Print the listing as it stands, omitting all images.

— BEGIN EXTRACTED RECORDS —

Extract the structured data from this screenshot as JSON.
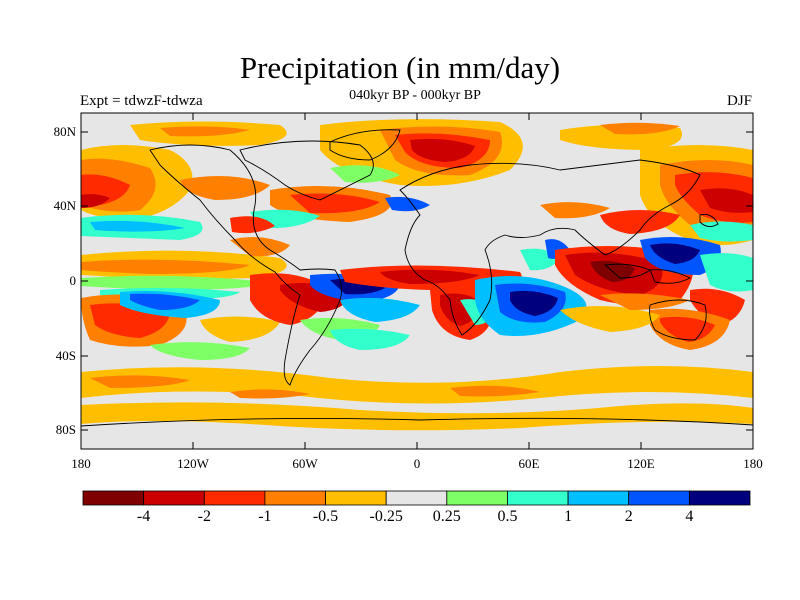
{
  "title": "Precipitation (in mm/day)",
  "subtitle": "040kyr BP - 000kyr BP",
  "experiment": "Expt = tdwzF-tdwza",
  "season": "DJF",
  "lat_labels": [
    "80N",
    "40N",
    "0",
    "40S",
    "80S"
  ],
  "lon_labels": [
    "180",
    "120W",
    "60W",
    "0",
    "60E",
    "120E",
    "180"
  ],
  "colorbar": {
    "colors": [
      "#7f0000",
      "#cc0000",
      "#ff2a00",
      "#ff7f00",
      "#ffbf00",
      "#e6e6e6",
      "#7fff66",
      "#33ffcc",
      "#00bfff",
      "#0055ff",
      "#00007f"
    ],
    "labels": [
      "-4",
      "-2",
      "-1",
      "-0.5",
      "-0.25",
      "0.25",
      "0.5",
      "1",
      "2",
      "4"
    ]
  }
}
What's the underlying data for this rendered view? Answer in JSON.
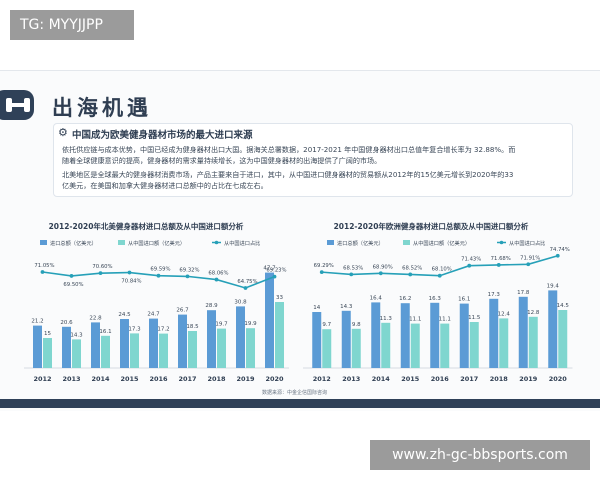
{
  "tag_label": "TG: MYYJJPP",
  "watermark_label": "www.zh-gc-bbsports.com",
  "heading": "出海机遇",
  "card": {
    "title": "中国成为欧美健身器材市场的最大进口来源",
    "p1_line1": "依托供应链与成本优势，中国已经成为健身器材出口大国。据海关总署数据，2017-2021 年中国健身器材出口总值年复合增长率为 32.88%。而",
    "p1_line2": "随着全球健康意识的提高，健身器材的需求量持续增长，这为中国健身器材的出海提供了广阔的市场。",
    "p2_line1": "北美地区是全球最大的健身器材消费市场，产品主要来自于进口，其中，从中国进口健身器材的贸易额从2012年的15亿美元增长到2020年的33",
    "p2_line2": "亿美元，在美国和加拿大健身器材进口总额中的占比在七成左右。"
  },
  "source_note": "数据来源：中金企信国际咨询",
  "colors": {
    "total_bar": "#5b9bd5",
    "china_bar": "#7fd6cf",
    "share_line": "#26a0b8",
    "dark": "#2f4158"
  },
  "chart_data": [
    {
      "type": "bar",
      "title": "2012-2020年北美健身器材进口总额及从中国进口额分析",
      "categories": [
        "2012",
        "2013",
        "2014",
        "2015",
        "2016",
        "2017",
        "2018",
        "2019",
        "2020"
      ],
      "series": [
        {
          "name": "进口总额（亿美元）",
          "kind": "bar",
          "values": [
            21.2,
            20.6,
            22.8,
            24.5,
            24.7,
            26.7,
            28.9,
            30.8,
            47.7
          ]
        },
        {
          "name": "从中国进口额（亿美元）",
          "kind": "bar",
          "values": [
            15,
            14.3,
            16.1,
            17.3,
            17.2,
            18.5,
            19.7,
            19.9,
            33
          ]
        },
        {
          "name": "从中国进口占比",
          "kind": "line",
          "values": [
            71.05,
            69.5,
            70.6,
            70.84,
            69.59,
            69.32,
            68.06,
            64.75,
            69.23
          ],
          "labels": [
            "71.05%",
            "69.50%",
            "70.60%",
            "70.84%",
            "69.59%",
            "69.32%",
            "68.06%",
            "64.75%",
            "69.23%"
          ]
        }
      ],
      "ylim": [
        0,
        50
      ],
      "line_ylim": [
        60,
        75
      ],
      "grid": false,
      "legend": "top"
    },
    {
      "type": "bar",
      "title": "2012-2020年欧洲健身器材进口总额及从中国进口额分析",
      "categories": [
        "2012",
        "2013",
        "2014",
        "2015",
        "2016",
        "2017",
        "2018",
        "2019",
        "2020"
      ],
      "series": [
        {
          "name": "进口总额（亿美元）",
          "kind": "bar",
          "values": [
            14,
            14.3,
            16.4,
            16.2,
            16.3,
            16.1,
            17.3,
            17.8,
            19.4
          ]
        },
        {
          "name": "从中国进口额（亿美元）",
          "kind": "bar",
          "values": [
            9.7,
            9.8,
            11.3,
            11.1,
            11.1,
            11.5,
            12.4,
            12.8,
            14.5
          ]
        },
        {
          "name": "从中国进口占比",
          "kind": "line",
          "values": [
            69.29,
            68.53,
            68.9,
            68.52,
            68.1,
            71.43,
            71.68,
            71.91,
            74.74
          ],
          "labels": [
            "69.29%",
            "68.53%",
            "68.90%",
            "68.52%",
            "68.10%",
            "71.43%",
            "71.68%",
            "71.91%",
            "74.74%"
          ]
        }
      ],
      "ylim": [
        0,
        25
      ],
      "line_ylim": [
        60,
        76
      ],
      "grid": false,
      "legend": "top"
    }
  ]
}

— END EXTRACTED RECORDS —

• TASK SOLUTION:
Extract the structured data from this screenshot as JSON.
{
  "title": "Precipitation (in mm/day)",
  "subtitle": "040kyr BP - 000kyr BP",
  "experiment": "Expt = tdwzF-tdwza",
  "season": "DJF",
  "lat_labels": [
    "80N",
    "40N",
    "0",
    "40S",
    "80S"
  ],
  "lon_labels": [
    "180",
    "120W",
    "60W",
    "0",
    "60E",
    "120E",
    "180"
  ],
  "colorbar": {
    "colors": [
      "#7f0000",
      "#cc0000",
      "#ff2a00",
      "#ff7f00",
      "#ffbf00",
      "#e6e6e6",
      "#7fff66",
      "#33ffcc",
      "#00bfff",
      "#0055ff",
      "#00007f"
    ],
    "labels": [
      "-4",
      "-2",
      "-1",
      "-0.5",
      "-0.25",
      "0.25",
      "0.5",
      "1",
      "2",
      "4"
    ]
  }
}
What's the underlying data for this rendered view? Answer in JSON.
{
  "tag_label": "TG: MYYJJPP",
  "watermark_label": "www.zh-gc-bbsports.com",
  "heading": "出海机遇",
  "card": {
    "title": "中国成为欧美健身器材市场的最大进口来源",
    "p1_line1": "依托供应链与成本优势，中国已经成为健身器材出口大国。据海关总署数据，2017-2021 年中国健身器材出口总值年复合增长率为 32.88%。而",
    "p1_line2": "随着全球健康意识的提高，健身器材的需求量持续增长，这为中国健身器材的出海提供了广阔的市场。",
    "p2_line1": "北美地区是全球最大的健身器材消费市场，产品主要来自于进口，其中，从中国进口健身器材的贸易额从2012年的15亿美元增长到2020年的33",
    "p2_line2": "亿美元，在美国和加拿大健身器材进口总额中的占比在七成左右。"
  },
  "source_note": "数据来源：中金企信国际咨询",
  "colors": {
    "total_bar": "#5b9bd5",
    "china_bar": "#7fd6cf",
    "share_line": "#26a0b8",
    "dark": "#2f4158"
  },
  "chart_data": [
    {
      "type": "bar",
      "title": "2012-2020年北美健身器材进口总额及从中国进口额分析",
      "categories": [
        "2012",
        "2013",
        "2014",
        "2015",
        "2016",
        "2017",
        "2018",
        "2019",
        "2020"
      ],
      "series": [
        {
          "name": "进口总额（亿美元）",
          "kind": "bar",
          "values": [
            21.2,
            20.6,
            22.8,
            24.5,
            24.7,
            26.7,
            28.9,
            30.8,
            47.7
          ]
        },
        {
          "name": "从中国进口额（亿美元）",
          "kind": "bar",
          "values": [
            15,
            14.3,
            16.1,
            17.3,
            17.2,
            18.5,
            19.7,
            19.9,
            33
          ]
        },
        {
          "name": "从中国进口占比",
          "kind": "line",
          "values": [
            71.05,
            69.5,
            70.6,
            70.84,
            69.59,
            69.32,
            68.06,
            64.75,
            69.23
          ],
          "labels": [
            "71.05%",
            "69.50%",
            "70.60%",
            "70.84%",
            "69.59%",
            "69.32%",
            "68.06%",
            "64.75%",
            "69.23%"
          ]
        }
      ],
      "ylim": [
        0,
        50
      ],
      "line_ylim": [
        60,
        75
      ],
      "grid": false,
      "legend": "top"
    },
    {
      "type": "bar",
      "title": "2012-2020年欧洲健身器材进口总额及从中国进口额分析",
      "categories": [
        "2012",
        "2013",
        "2014",
        "2015",
        "2016",
        "2017",
        "2018",
        "2019",
        "2020"
      ],
      "series": [
        {
          "name": "进口总额（亿美元）",
          "kind": "bar",
          "values": [
            14,
            14.3,
            16.4,
            16.2,
            16.3,
            16.1,
            17.3,
            17.8,
            19.4
          ]
        },
        {
          "name": "从中国进口额（亿美元）",
          "kind": "bar",
          "values": [
            9.7,
            9.8,
            11.3,
            11.1,
            11.1,
            11.5,
            12.4,
            12.8,
            14.5
          ]
        },
        {
          "name": "从中国进口占比",
          "kind": "line",
          "values": [
            69.29,
            68.53,
            68.9,
            68.52,
            68.1,
            71.43,
            71.68,
            71.91,
            74.74
          ],
          "labels": [
            "69.29%",
            "68.53%",
            "68.90%",
            "68.52%",
            "68.10%",
            "71.43%",
            "71.68%",
            "71.91%",
            "74.74%"
          ]
        }
      ],
      "ylim": [
        0,
        25
      ],
      "line_ylim": [
        60,
        76
      ],
      "grid": false,
      "legend": "top"
    }
  ]
}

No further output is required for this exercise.